Promotional single by YoungBoy Never Broke Again

from the album Until Death Call My Name
- Released: April 4, 2018
- Length: 3:14
- Label: Never Broke Again
- Songwriters: Kentrell Gaulden; PlayboyXO;
- Producer: PlayboyXO

Music video
- "Genie" on YouTube

= Genie (YoungBoy Never Broke Again song) =

"Genie" is a song by American rapper YoungBoy Never Broke Again. It was released on April 4, 2018, as a promotional single from his debut studio album Until Death Call My Name (2018), on which it appears as a bonus track, with an accompanying music video.

==Composition and lyrics==
The song finds NBA YoungBoy discussing his mistakes and legal issues ("I got my static when you ride with me / We got pulled over no you ain't going to do no time for me / I put my hands up police drew down on me / So many charges make me wanna go way over seas"), as well as not being able to "find a woman in the mold of his mother".

==Music video==
The music video features shots of YoungBoy's arrest in February 2018, and finds him rapping in his front courtyard.

==Charts==

| Chart (2018) | Peak position |
|---|---|
| US Bubbling Under Hot 100 (Billboard) | 12 |

==Certifications==

| Region | Certification | Certified units/sales |
| United States (RIAA) | 3× Platinum | 3,000,000^{‡} |
^{‡} Sales+streaming figures based on certification alone.

====================

▸ Parts of the exercise:
1. Repeat word for word the part of the article on the song "Genie" from "from the album" to "accompanying music video.".
2. In the article on the song "Genie," what certification did the RIAA give the song in the United States?

====================

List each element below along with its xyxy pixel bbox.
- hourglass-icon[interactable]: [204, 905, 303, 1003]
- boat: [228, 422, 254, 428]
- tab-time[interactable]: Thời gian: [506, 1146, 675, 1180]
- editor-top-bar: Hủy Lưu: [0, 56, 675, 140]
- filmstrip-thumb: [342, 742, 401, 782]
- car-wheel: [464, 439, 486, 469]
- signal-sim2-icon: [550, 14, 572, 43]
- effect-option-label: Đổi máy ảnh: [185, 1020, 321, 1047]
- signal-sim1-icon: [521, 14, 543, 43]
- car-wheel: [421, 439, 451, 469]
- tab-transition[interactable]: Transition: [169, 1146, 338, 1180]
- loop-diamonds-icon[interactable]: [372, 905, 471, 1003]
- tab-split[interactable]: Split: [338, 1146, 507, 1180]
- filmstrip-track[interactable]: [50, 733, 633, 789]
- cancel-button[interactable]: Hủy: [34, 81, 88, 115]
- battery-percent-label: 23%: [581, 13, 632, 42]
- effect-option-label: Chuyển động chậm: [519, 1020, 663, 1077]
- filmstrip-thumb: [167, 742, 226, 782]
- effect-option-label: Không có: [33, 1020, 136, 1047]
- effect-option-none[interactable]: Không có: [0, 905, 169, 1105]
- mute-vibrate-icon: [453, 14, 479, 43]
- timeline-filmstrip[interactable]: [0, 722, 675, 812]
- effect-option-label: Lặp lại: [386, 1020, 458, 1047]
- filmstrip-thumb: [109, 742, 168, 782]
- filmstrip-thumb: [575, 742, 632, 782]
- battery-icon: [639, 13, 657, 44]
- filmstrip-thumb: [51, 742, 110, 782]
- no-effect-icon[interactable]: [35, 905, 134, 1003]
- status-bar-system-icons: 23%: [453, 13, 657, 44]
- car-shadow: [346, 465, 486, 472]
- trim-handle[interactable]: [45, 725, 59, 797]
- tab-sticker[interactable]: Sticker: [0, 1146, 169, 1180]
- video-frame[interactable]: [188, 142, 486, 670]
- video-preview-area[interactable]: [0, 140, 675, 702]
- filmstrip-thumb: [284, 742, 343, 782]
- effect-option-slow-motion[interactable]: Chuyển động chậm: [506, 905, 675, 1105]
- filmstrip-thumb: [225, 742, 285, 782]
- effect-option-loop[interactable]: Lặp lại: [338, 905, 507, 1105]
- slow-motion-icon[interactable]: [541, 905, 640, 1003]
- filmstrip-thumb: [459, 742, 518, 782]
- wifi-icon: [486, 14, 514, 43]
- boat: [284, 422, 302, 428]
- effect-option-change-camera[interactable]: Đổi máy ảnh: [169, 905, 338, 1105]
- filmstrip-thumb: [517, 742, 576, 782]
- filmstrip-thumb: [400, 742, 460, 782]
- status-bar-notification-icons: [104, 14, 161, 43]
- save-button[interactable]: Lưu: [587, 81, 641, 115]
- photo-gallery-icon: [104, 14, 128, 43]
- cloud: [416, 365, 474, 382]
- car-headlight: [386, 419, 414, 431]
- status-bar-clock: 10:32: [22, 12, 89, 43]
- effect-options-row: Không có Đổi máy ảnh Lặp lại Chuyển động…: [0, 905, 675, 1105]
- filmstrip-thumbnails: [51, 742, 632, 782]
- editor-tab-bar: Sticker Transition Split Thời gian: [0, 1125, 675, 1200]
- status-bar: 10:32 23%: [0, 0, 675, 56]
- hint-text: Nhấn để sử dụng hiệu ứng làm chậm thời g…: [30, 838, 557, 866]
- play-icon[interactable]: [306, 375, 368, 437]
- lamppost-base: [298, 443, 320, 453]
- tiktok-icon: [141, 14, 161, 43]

====================

▸ Results for the exercise:
1.
from the album Until Death Call My Name
- Released: April 4, 2018
- Length: 3:14
- Label: Never Broke Again
- Songwriters: Kentrell Gaulden; PlayboyXO;
- Producer: PlayboyXO

Music video
- "Genie" on YouTube

= Genie (YoungBoy Never Broke Again song) =

"Genie" is a song by American rapper YoungBoy Never Broke Again. It was released on April 4, 2018, as a promotional single from his debut studio album Until Death Call My Name (2018), on which it appears as a bonus track, with an accompanying music video.

2. 3× Platinum